= Description of the task =
Among the records that follow, count the lines with the string "JSON"; report only that count.

= Exercise input =
^^^^^^^^^^^^^^^^

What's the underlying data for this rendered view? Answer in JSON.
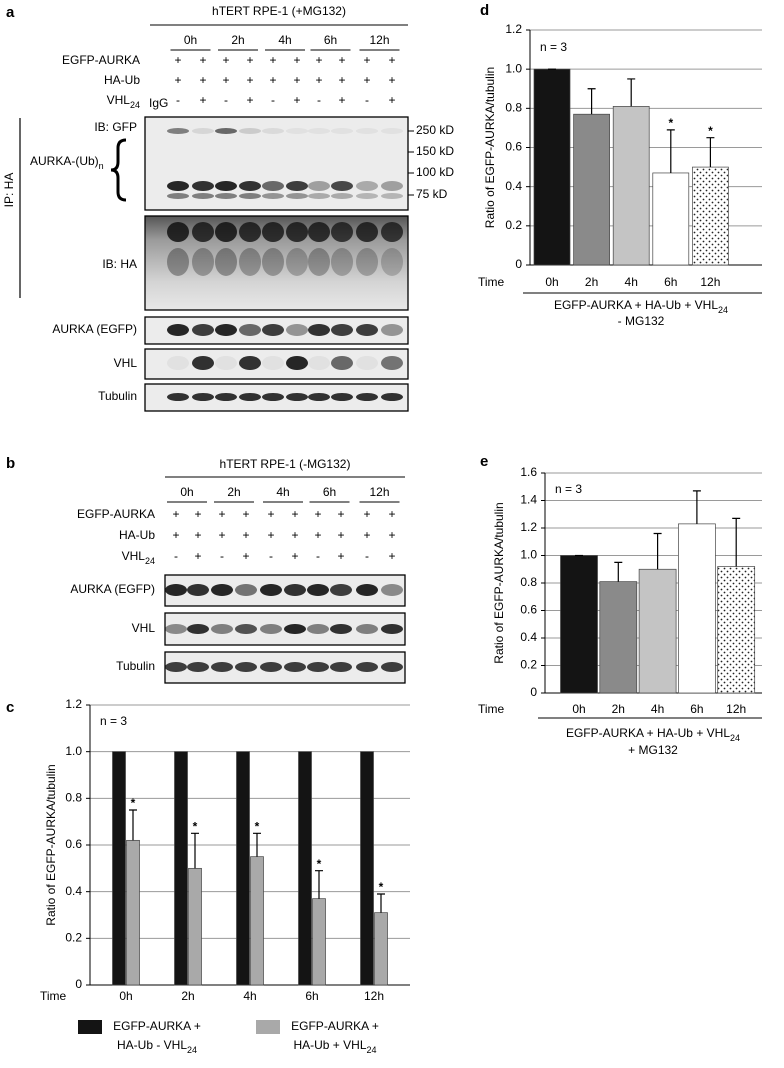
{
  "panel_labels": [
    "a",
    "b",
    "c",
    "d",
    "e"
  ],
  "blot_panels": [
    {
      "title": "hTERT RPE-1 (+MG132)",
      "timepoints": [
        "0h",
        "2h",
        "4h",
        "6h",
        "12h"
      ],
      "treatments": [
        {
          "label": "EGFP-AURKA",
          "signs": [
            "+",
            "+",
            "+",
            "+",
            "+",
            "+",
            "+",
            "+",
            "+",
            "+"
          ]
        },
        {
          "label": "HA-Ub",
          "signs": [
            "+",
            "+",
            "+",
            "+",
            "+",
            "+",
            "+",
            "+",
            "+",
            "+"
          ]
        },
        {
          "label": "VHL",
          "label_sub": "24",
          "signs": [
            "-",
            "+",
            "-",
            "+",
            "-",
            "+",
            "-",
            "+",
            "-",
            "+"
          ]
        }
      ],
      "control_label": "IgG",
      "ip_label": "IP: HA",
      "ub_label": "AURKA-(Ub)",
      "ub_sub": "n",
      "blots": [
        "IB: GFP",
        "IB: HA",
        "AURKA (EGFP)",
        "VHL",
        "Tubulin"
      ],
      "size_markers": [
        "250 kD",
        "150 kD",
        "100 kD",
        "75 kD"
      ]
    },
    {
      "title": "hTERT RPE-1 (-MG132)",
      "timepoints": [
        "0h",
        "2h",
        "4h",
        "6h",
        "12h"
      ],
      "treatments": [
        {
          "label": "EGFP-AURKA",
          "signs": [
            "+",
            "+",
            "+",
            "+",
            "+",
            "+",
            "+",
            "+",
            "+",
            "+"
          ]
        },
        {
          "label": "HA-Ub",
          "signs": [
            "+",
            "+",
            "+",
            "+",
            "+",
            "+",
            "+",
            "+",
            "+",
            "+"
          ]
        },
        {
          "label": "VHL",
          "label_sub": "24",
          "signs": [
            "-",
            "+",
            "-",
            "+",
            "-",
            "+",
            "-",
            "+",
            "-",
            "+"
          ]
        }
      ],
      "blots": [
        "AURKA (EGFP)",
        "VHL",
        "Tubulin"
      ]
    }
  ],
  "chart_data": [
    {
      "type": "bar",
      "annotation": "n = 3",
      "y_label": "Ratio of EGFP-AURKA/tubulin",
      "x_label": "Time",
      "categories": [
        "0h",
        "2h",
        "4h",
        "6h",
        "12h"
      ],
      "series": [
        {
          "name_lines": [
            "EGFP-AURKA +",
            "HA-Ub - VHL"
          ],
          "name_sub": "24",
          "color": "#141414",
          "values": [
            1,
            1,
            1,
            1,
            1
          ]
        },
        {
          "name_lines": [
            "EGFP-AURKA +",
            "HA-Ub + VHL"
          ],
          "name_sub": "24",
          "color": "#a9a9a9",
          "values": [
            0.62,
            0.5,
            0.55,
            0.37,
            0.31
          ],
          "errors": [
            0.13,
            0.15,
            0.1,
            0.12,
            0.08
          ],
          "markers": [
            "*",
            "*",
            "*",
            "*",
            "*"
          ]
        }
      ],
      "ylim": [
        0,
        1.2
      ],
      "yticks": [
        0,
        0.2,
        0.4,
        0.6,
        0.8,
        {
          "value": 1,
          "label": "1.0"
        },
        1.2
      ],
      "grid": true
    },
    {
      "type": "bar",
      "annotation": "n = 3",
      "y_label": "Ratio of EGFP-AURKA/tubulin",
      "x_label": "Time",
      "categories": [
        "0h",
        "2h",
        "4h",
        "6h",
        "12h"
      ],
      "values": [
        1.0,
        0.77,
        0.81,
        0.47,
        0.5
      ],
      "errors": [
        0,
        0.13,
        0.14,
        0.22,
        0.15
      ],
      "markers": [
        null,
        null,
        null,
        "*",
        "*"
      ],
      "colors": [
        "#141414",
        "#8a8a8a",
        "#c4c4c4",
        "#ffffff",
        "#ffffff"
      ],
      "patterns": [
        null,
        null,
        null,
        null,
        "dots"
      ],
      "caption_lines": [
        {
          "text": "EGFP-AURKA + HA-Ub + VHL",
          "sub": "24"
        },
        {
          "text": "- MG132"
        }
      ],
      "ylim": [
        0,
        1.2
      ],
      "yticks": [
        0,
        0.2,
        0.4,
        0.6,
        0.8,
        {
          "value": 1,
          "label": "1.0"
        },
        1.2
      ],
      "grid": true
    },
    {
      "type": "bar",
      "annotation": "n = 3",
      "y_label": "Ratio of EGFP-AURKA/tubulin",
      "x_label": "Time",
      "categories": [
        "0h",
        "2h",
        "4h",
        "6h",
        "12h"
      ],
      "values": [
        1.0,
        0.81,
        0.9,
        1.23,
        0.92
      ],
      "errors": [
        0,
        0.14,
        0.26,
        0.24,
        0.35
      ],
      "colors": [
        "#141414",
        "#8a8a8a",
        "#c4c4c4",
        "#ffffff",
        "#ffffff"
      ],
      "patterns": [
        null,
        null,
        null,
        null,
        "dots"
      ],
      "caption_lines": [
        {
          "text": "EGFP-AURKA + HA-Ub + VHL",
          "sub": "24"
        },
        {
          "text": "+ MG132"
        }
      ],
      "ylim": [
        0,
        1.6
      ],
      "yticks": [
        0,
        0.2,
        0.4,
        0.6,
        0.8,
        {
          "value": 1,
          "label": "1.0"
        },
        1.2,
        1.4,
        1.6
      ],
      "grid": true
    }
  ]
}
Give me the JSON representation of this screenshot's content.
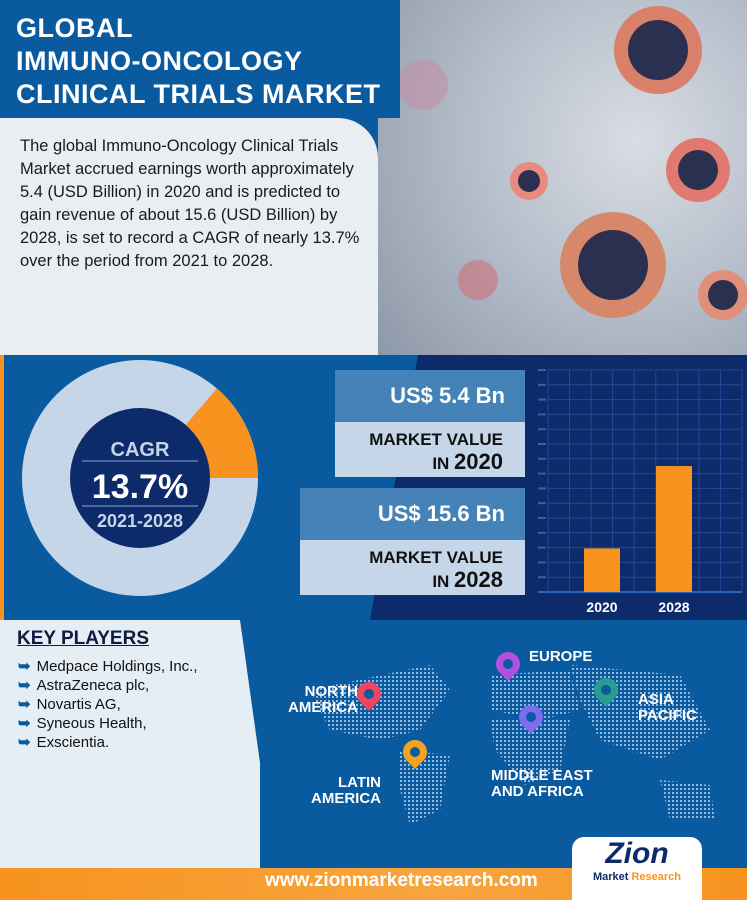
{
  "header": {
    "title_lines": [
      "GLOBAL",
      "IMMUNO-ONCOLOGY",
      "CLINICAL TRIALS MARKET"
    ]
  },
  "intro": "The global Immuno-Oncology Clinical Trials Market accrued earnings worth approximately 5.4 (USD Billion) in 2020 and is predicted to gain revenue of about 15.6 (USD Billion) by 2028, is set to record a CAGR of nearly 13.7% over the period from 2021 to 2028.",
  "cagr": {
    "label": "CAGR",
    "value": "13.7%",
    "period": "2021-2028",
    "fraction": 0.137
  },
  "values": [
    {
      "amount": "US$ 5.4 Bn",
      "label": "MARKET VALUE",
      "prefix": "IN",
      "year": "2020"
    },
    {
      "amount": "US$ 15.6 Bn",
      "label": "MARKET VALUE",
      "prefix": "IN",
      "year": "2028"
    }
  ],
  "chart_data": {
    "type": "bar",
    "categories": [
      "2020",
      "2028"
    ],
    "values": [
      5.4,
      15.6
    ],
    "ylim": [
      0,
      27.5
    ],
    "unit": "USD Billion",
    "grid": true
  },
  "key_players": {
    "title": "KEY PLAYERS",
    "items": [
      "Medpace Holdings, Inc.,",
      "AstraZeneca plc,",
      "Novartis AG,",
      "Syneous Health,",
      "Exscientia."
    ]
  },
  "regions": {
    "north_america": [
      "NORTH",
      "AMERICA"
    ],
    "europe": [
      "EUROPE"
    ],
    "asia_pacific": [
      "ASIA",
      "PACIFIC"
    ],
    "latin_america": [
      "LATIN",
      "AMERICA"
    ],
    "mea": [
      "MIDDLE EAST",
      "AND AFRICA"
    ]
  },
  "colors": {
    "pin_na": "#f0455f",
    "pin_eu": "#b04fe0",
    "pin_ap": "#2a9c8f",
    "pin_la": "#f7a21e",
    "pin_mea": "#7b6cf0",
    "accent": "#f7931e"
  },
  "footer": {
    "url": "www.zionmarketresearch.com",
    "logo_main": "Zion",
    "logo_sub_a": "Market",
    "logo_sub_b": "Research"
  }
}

^^^^^^^^^^^^^^^^

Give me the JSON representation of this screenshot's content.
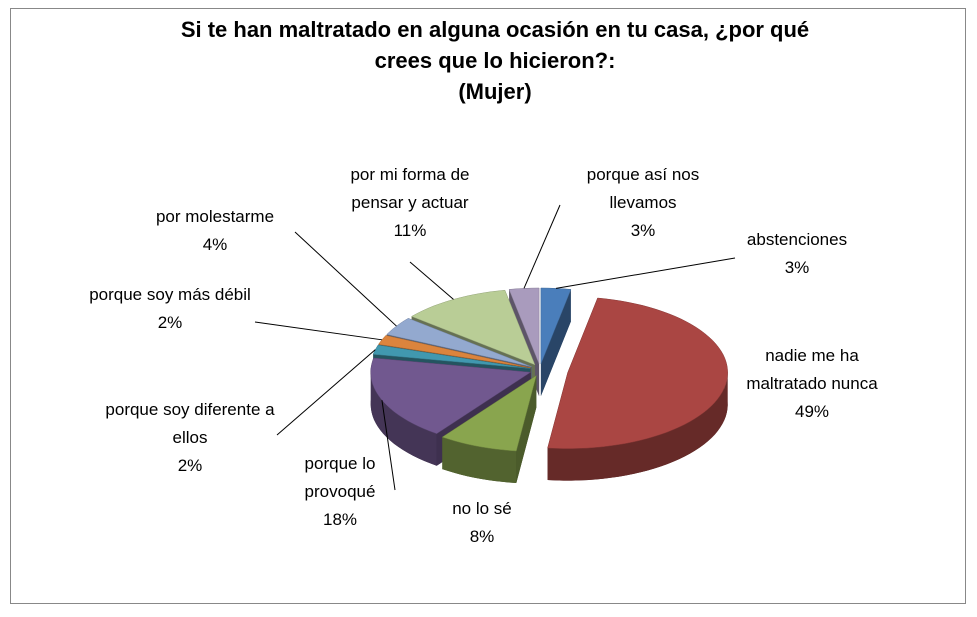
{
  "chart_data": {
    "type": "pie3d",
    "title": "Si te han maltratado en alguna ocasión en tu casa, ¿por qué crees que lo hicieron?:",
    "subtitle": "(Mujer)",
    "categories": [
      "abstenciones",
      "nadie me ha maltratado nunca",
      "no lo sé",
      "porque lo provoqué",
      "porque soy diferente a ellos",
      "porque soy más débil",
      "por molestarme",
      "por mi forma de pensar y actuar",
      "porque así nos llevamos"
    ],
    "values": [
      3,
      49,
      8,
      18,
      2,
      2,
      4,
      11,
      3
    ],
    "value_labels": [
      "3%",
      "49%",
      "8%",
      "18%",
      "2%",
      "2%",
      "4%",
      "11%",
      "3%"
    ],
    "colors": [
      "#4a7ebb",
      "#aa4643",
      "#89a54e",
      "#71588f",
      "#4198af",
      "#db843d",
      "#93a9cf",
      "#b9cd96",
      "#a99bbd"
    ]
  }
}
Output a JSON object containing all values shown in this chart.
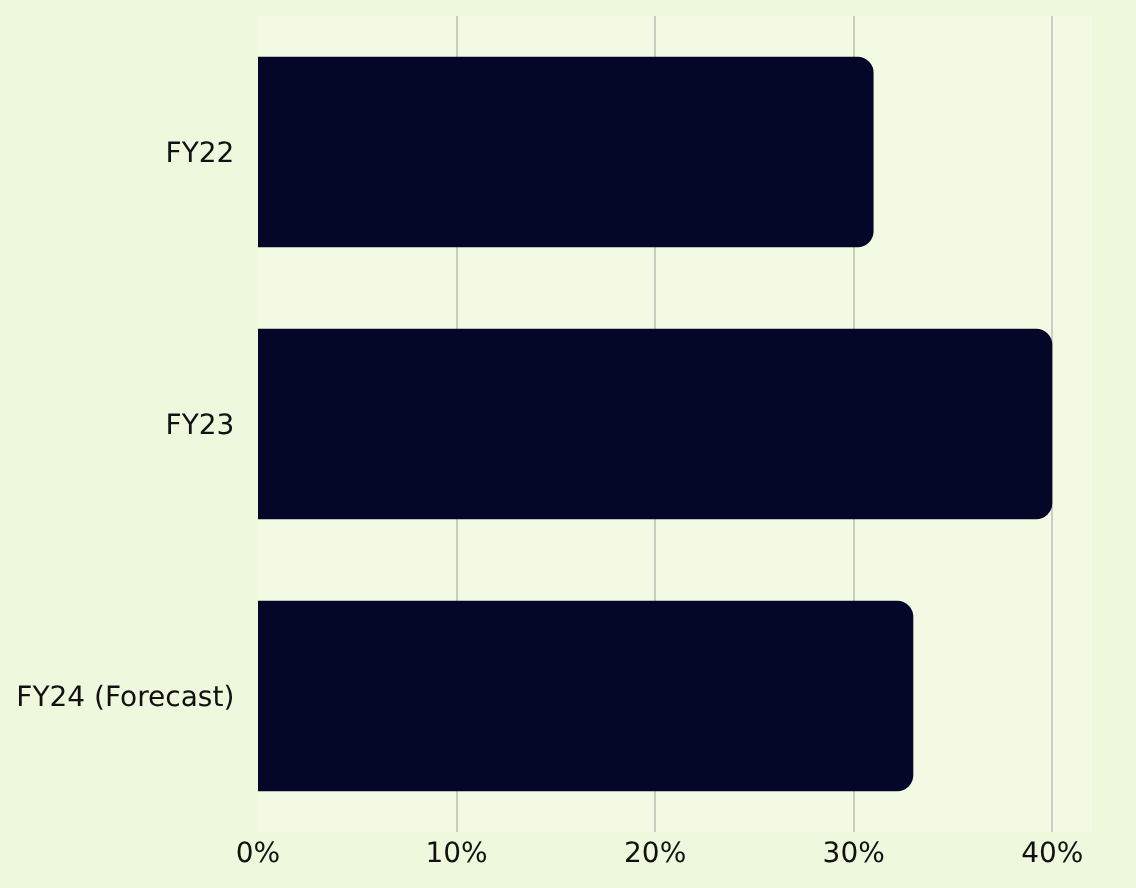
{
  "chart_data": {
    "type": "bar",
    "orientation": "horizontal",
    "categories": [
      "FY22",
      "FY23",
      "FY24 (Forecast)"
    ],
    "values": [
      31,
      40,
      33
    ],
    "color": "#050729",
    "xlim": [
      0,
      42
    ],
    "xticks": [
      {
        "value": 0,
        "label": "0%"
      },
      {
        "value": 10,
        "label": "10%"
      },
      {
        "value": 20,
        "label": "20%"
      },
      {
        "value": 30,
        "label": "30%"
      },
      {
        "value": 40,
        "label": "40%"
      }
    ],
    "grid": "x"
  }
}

^^^^^^^^^^^^^^^^

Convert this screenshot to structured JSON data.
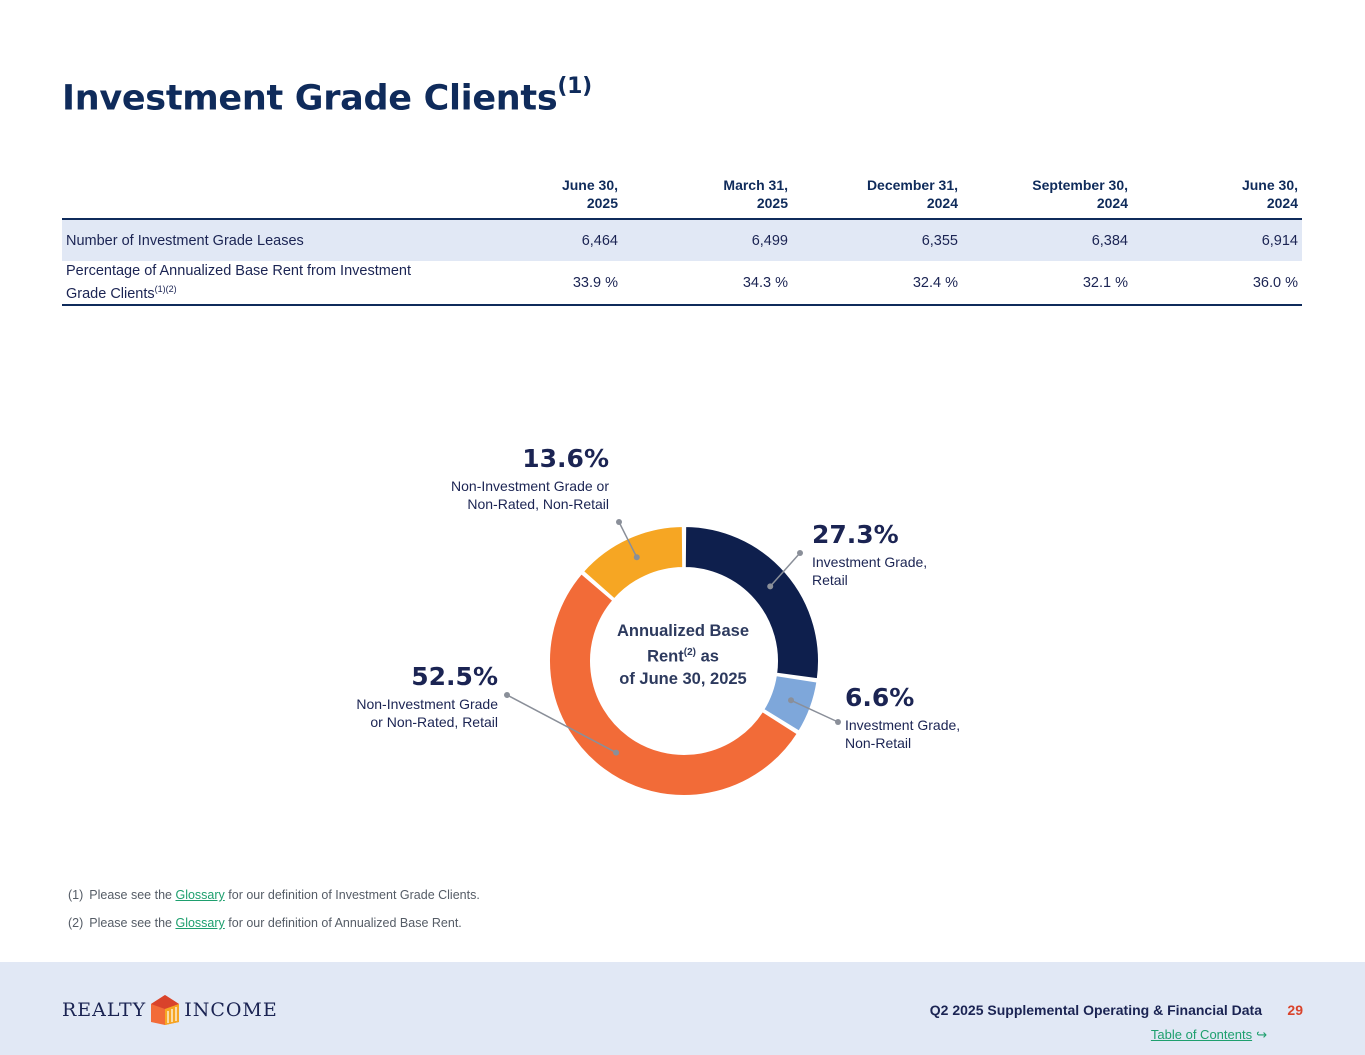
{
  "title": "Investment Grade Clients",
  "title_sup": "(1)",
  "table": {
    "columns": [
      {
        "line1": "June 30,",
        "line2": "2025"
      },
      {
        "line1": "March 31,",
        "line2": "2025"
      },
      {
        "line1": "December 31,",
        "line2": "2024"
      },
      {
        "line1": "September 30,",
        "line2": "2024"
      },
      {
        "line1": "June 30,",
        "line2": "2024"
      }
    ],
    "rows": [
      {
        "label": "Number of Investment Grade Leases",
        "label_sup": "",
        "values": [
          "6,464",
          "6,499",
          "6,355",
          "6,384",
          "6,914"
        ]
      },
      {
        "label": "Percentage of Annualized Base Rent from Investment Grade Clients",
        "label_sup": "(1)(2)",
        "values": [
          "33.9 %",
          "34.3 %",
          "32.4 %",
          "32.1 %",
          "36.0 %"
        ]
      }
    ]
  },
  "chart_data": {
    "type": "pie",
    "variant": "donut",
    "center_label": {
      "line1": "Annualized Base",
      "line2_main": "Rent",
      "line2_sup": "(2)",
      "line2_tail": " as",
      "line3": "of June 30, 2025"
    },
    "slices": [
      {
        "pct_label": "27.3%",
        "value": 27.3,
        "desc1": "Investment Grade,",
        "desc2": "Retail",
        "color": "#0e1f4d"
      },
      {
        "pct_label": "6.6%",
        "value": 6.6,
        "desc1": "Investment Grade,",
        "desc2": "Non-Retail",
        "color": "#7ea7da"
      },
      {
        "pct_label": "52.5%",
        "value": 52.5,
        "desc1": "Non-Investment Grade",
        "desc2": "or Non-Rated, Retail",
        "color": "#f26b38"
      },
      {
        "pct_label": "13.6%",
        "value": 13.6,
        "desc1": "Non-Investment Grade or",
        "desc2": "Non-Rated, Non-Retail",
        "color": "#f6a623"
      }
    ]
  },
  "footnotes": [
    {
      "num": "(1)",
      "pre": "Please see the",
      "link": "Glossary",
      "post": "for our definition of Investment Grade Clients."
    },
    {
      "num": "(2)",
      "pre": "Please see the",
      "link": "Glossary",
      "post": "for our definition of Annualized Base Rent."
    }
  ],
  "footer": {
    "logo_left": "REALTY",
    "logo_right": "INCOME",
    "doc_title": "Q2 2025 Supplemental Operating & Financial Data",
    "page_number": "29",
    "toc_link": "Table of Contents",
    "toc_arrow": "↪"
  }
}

^^^^^^^^^^^^^^^^

= Output of the task =
5